───── EXTRACT

Hitch in Sasquan Nominating Data Turnover

Plans to make transcribed data from the 2015 Hugo nominating ballots available upon request have been put on hold.

E Pluribus Hugo advocates, who want to use the data to demonstrate the EPH vote tallying method is effective at coping with slates, got the Sasquan business meeting to pass a non-binding resolution (item B.2.3) asking for the release of anonymized raw nominating data from the 2015 Hugo Awards.

When the resolution passed, Sasquan Vice-Chair Glenn Glazer announced Sasquan would comply with the request. The intent was to provide equal access to the data, and those interested in receiving a copy were invited to e-mail the committee.

However, Glazer confirms he recently e-mailed the following update to a person who requested the data, as reported by Vox Day:

Back at Sasquan, the BM passed a non-binding resolution to request that Sasquan provide anonymized nomination data from the 2015 Hugo Awards.  I stood before the BM and said, as its official representative, that we would comply with such requests.  However, new information has come in which has caused us to reverse that decision.  Specifically, upon review, the administration team believes it may not be possible to anonymize the nominating data sufficiently to allow for a public release.  We are investigating alternatives.

Thank you for your patience in this matter.  While we truly wish to comply with the resolution and fundamentally believe in transparent processes, we must hold the privacy of our members paramount and I hope that you understand this set of priorities.

Best, Glenn Glazer

Vice-Chair, Business and Finance

Sasquan, the 73rd World Science Fiction Convention

And Hugo Administrator John Lorentz added information in this follow-up e-mail:

What wasn’t included in Glenn’s statement is that this year’s Hugo system administrators are working with a committee composed of proponents of EPH, so that proposal can be tested without any privacy violations that might occur by releasing the data with no controls.

As Hugo administrators, we have always assure members that their votes are private and secret, and we don’t want to do something that might change that. That is our primary responsibility.

──────────

> **WRITTEN TASK 1**: Reproduce the passage of the Sasquan nominating data article, everything from "When the resolution passed, Sasquan" down to "are investigating alternatives.".
> **WRITTEN TASK 2**: Carry on the Sasquan nominating data article past its final sentence.

───── STORED RECORDS

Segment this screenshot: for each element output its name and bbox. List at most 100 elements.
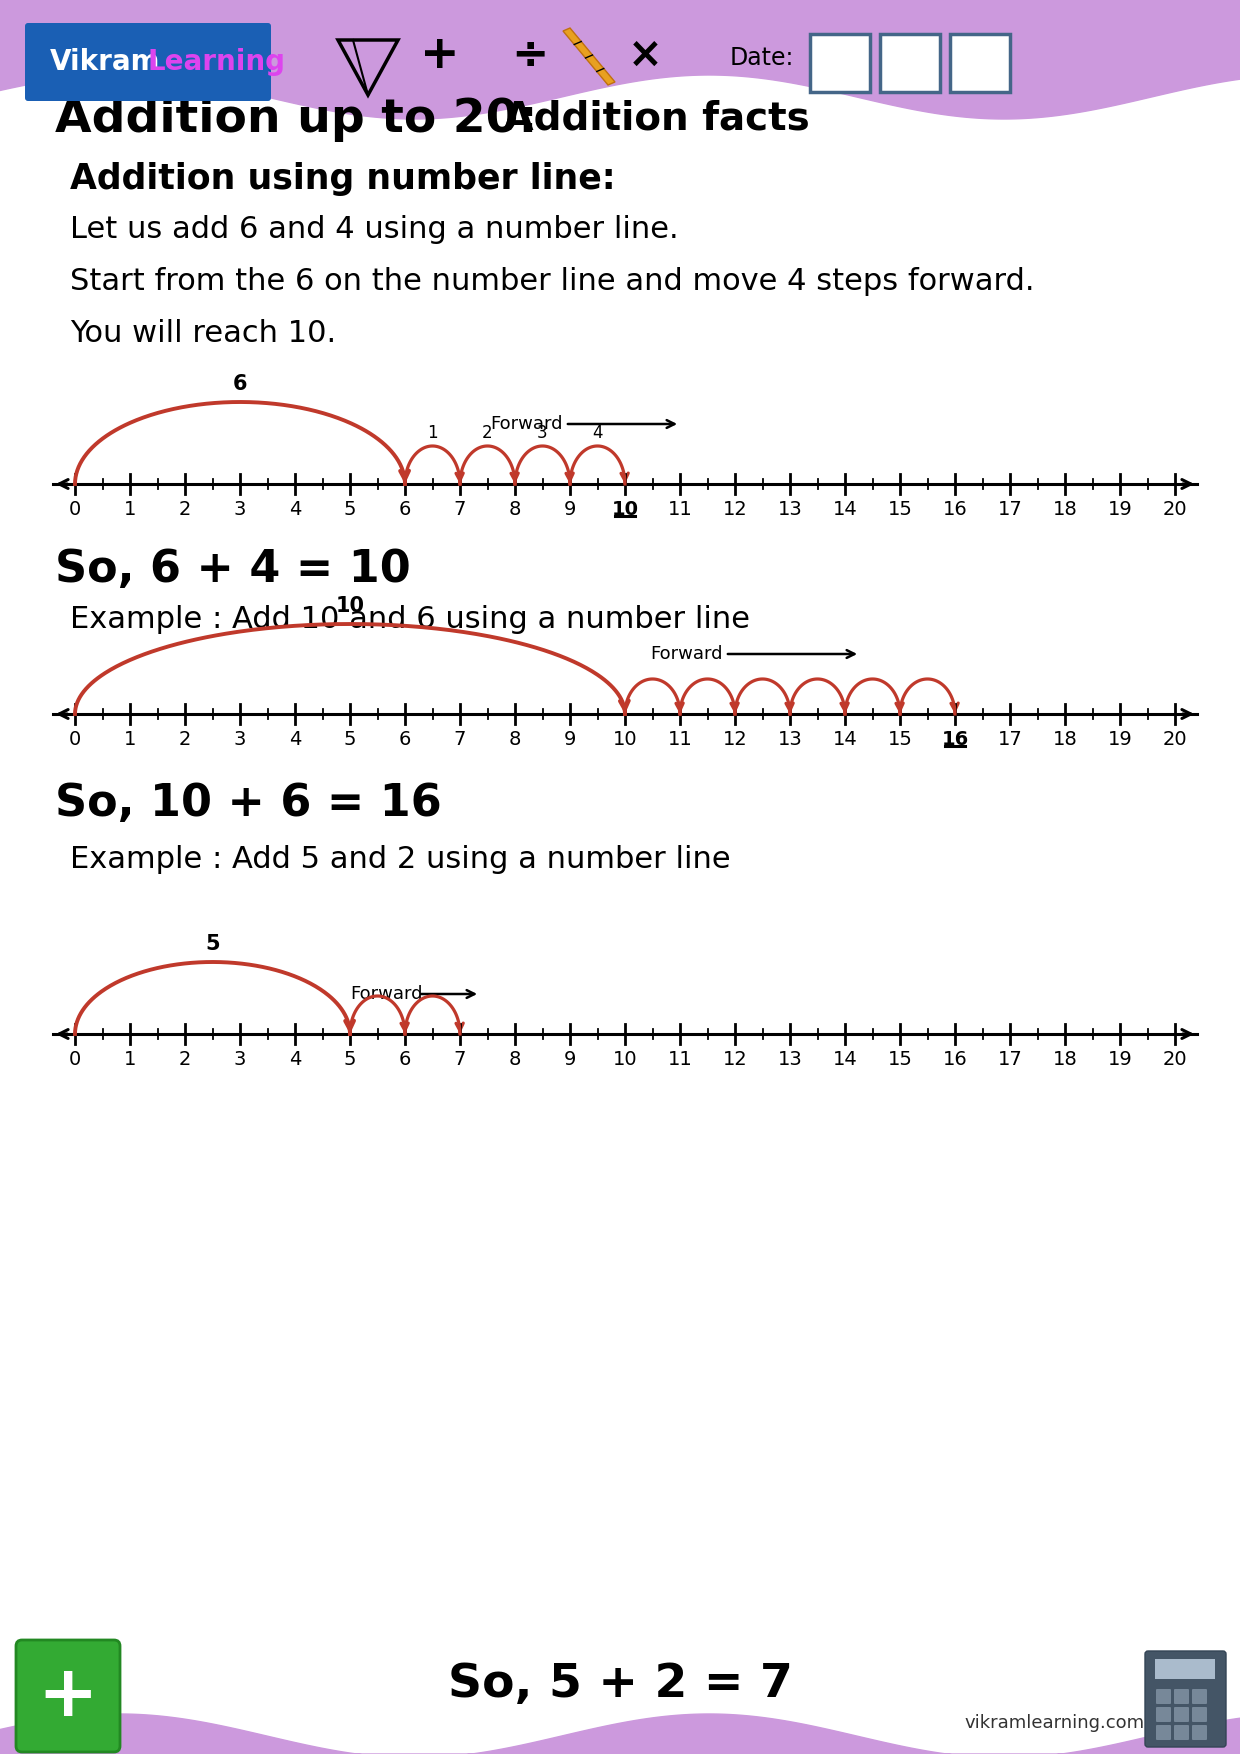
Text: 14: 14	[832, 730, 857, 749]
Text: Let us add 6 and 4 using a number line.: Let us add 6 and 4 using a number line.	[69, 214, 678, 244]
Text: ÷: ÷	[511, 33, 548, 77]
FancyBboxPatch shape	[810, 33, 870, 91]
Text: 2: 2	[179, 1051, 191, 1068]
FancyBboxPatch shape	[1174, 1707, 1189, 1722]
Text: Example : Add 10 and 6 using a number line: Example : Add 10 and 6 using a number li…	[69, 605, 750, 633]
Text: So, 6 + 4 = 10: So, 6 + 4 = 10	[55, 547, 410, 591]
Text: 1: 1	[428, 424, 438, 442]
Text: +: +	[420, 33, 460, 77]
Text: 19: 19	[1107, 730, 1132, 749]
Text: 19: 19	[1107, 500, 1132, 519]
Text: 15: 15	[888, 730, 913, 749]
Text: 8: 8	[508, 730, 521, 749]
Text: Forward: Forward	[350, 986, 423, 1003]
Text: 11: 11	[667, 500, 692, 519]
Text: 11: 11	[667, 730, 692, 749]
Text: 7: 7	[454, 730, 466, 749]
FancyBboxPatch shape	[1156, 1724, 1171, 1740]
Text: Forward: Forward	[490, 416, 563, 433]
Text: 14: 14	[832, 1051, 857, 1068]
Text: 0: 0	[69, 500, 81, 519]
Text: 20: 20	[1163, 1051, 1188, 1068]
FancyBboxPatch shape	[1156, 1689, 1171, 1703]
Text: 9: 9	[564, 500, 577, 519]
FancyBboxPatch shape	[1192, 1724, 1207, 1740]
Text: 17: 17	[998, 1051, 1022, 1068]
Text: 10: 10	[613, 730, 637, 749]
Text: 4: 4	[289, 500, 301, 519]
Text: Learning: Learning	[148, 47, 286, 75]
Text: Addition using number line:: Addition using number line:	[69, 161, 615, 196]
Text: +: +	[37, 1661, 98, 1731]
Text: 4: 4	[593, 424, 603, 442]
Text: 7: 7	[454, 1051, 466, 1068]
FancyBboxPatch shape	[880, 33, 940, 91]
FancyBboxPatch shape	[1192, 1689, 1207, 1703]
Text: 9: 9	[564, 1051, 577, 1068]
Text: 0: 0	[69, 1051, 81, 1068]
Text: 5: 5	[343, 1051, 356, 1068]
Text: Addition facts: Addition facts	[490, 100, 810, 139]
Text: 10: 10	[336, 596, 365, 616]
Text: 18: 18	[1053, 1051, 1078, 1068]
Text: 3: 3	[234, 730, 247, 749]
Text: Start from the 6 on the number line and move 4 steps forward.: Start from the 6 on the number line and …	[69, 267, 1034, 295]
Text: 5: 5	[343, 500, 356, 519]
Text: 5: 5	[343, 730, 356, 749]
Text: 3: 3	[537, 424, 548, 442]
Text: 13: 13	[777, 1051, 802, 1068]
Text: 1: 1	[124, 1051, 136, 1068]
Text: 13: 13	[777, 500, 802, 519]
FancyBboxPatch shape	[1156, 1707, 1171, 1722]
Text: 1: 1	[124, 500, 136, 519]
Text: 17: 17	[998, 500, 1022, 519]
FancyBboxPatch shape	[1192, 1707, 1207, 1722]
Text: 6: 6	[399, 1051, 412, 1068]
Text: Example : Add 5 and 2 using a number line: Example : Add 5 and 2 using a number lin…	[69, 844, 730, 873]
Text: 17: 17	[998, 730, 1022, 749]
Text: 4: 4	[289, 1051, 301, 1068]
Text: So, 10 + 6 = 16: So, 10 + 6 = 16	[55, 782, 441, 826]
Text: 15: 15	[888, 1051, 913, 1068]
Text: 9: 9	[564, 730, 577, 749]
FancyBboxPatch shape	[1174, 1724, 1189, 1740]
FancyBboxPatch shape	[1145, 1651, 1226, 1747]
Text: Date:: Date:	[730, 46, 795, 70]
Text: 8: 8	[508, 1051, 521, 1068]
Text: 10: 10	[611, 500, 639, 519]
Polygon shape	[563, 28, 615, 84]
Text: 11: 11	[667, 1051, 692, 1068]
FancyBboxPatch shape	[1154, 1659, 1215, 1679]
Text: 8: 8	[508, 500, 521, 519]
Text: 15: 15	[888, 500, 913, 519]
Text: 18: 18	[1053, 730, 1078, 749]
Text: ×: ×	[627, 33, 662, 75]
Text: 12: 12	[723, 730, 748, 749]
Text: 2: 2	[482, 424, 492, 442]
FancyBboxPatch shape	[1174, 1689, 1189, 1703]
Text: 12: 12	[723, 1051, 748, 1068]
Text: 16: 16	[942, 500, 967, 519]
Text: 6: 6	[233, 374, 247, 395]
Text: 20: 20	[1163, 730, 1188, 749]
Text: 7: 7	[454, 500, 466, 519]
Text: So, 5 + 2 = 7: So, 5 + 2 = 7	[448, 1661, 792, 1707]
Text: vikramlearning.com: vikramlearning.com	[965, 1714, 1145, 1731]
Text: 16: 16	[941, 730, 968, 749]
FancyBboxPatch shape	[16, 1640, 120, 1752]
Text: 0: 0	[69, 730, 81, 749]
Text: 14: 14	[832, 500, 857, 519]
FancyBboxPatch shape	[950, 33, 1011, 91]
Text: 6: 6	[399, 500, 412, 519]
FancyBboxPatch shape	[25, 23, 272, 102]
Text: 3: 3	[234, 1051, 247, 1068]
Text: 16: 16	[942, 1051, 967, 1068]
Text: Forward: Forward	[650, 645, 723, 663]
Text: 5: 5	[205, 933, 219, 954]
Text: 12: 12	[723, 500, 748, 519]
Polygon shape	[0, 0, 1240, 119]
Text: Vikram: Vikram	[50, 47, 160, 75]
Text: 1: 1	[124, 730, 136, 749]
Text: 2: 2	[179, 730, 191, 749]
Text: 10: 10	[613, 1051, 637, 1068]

──────────
───── STORED RECORDS

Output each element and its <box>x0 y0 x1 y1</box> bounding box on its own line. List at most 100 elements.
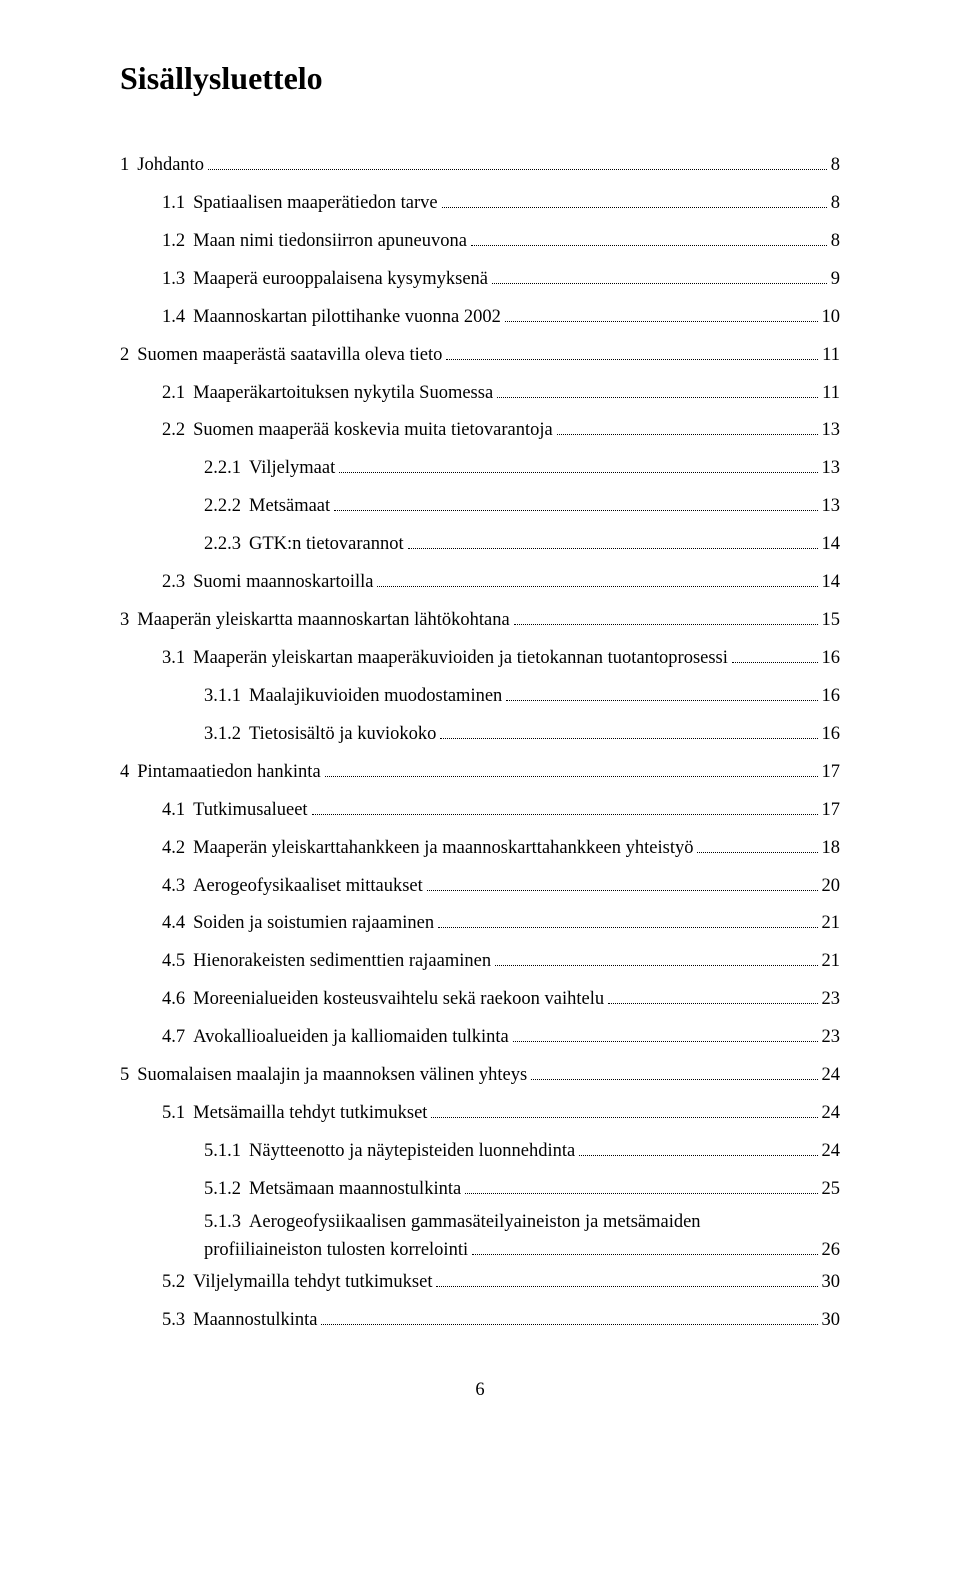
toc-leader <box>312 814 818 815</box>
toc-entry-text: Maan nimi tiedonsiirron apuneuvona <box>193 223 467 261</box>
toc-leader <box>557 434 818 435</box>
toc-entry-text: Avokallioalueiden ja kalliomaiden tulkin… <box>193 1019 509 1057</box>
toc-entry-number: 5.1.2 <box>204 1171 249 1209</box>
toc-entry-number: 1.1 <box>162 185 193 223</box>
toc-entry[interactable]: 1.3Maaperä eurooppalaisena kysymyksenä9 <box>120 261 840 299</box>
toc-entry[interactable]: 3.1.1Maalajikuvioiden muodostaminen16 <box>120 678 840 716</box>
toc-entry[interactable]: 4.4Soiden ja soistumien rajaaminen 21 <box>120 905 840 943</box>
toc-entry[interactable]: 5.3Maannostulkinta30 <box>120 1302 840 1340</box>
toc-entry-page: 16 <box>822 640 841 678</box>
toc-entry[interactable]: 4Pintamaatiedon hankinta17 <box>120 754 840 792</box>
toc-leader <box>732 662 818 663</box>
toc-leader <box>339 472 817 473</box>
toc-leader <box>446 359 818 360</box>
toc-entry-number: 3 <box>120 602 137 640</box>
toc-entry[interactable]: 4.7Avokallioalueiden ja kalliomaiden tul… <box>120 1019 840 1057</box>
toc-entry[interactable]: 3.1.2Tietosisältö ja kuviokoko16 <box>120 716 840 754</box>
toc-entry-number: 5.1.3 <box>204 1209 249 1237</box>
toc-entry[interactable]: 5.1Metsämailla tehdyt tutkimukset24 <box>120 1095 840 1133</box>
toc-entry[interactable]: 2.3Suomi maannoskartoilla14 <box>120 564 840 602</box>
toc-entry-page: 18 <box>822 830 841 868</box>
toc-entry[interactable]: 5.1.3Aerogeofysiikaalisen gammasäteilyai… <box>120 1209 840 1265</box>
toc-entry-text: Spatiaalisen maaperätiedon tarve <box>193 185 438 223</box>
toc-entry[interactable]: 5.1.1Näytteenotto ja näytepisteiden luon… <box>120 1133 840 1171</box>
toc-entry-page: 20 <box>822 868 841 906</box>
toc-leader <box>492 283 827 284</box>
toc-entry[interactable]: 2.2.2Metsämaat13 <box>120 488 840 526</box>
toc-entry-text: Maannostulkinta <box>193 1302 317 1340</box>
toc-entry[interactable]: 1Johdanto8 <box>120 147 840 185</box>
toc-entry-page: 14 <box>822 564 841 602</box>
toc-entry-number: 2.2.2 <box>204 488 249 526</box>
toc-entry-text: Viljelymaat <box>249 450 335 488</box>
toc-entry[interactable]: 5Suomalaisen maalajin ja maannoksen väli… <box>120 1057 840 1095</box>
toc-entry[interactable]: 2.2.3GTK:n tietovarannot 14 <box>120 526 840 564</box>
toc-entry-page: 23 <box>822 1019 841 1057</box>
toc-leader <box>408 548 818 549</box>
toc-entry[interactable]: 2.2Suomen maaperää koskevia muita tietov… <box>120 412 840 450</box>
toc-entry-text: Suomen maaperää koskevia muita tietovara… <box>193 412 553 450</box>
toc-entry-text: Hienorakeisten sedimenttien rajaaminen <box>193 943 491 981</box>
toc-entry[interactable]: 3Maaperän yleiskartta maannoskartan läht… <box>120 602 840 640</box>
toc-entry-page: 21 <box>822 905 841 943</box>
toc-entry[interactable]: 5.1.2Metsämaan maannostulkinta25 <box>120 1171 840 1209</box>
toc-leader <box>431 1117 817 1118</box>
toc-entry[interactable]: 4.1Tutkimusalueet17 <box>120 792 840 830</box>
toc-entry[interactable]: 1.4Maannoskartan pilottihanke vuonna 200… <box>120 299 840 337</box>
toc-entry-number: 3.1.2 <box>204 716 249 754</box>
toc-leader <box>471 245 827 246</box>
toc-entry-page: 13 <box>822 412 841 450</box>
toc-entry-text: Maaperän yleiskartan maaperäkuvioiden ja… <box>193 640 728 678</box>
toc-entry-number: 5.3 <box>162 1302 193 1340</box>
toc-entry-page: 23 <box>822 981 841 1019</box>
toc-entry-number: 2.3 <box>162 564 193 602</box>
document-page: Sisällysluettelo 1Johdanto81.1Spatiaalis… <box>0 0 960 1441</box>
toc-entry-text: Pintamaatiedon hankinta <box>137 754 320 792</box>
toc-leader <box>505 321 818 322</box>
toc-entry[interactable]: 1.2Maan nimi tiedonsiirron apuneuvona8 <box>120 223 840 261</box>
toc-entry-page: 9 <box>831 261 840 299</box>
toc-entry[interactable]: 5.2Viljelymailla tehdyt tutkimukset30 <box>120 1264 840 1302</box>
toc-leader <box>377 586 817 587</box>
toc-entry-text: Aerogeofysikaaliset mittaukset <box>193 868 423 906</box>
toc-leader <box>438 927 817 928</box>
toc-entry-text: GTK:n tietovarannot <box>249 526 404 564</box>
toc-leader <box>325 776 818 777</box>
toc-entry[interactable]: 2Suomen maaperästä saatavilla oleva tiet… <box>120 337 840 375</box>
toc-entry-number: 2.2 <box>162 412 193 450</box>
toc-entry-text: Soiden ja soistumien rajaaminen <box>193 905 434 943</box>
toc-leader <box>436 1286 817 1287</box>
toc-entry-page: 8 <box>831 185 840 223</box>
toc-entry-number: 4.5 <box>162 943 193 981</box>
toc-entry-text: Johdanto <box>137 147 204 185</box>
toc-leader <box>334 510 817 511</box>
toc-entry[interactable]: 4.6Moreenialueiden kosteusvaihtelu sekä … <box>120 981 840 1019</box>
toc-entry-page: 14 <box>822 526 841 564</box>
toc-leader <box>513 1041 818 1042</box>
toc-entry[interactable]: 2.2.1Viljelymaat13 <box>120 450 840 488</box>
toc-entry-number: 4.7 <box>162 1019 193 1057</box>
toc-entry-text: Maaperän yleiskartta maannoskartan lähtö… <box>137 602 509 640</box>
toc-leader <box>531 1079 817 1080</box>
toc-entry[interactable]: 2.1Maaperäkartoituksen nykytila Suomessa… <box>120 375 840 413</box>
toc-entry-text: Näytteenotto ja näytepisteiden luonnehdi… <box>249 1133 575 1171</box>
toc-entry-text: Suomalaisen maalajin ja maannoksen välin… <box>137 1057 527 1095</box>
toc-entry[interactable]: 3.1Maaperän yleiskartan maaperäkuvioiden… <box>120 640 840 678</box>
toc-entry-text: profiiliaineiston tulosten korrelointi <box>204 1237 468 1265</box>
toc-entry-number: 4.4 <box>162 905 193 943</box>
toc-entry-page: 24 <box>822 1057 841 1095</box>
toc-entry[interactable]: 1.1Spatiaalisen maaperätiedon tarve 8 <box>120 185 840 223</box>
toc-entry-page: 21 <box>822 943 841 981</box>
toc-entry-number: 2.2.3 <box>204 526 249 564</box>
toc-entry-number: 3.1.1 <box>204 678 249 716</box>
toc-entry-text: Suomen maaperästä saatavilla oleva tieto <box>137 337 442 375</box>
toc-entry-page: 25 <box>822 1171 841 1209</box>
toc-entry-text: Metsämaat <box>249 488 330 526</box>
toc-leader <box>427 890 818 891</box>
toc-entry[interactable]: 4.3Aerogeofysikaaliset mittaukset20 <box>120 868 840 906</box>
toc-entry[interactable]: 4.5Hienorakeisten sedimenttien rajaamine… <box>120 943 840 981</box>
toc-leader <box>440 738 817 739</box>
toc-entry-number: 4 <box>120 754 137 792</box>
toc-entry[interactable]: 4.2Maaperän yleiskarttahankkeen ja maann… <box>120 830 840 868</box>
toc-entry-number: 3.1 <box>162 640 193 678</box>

──────────

> **OUTPUT 1**:
When the resolution passed, Sasquan Vice-Chair Glenn Glazer announced Sasquan would comply with the request. The intent was to provide equal access to the data, and those interested in receiving a copy were invited to e-mail the committee.

However, Glazer confirms he recently e-mailed the following update to a person who requested the data, as reported by Vox Day:

Back at Sasquan, the BM passed a non-binding resolution to request that Sasquan provide anonymized nomination data from the 2015 Hugo Awards.  I stood before the BM and said, as its official representative, that we would comply with such requests.  However, new information has come in which has caused us to reverse that decision.  Specifically, upon review, the administration team believes it may not be possible to anonymize the nominating data sufficiently to allow for a public release.  We are investigating alternatives.

> **OUTPUT 2**:
John Lorentz

Sasquan Hugo Administrator

On September 1, in an exchange between several commenters, Lorentz remarked the difficulties of anonymizing voter data, here at File 770:

[Commenter] “With the Hugo data, the only identifying info is the membership number. Remove that, and the ballot has been anonymized.”

[Brian C] No, it’s not nearly that simple.

You also need to eliminate any nominations that are unique to one or a handful of people, as otherwise those nominations could be used to identify people. But then those ballots aren’t actually representative for the purpose of testing the algorithm. So you need to actually replace those with other nominations, that happen not to perturb the algorithm in any way.

[John Lorentz]And that is the problem that our Hugo system admin folks have been running into. When one of them generated a draft of anonymized nominating data, it didn’t take the other very long to determine who some of the voters were, simply from the voting patterns.

Vox Day terms the latest development a “scandal.” Peter Grant was equally prompt to accuse Sasquan of having something to hide in “What, precisely, is going on with the Hugo Awards data?”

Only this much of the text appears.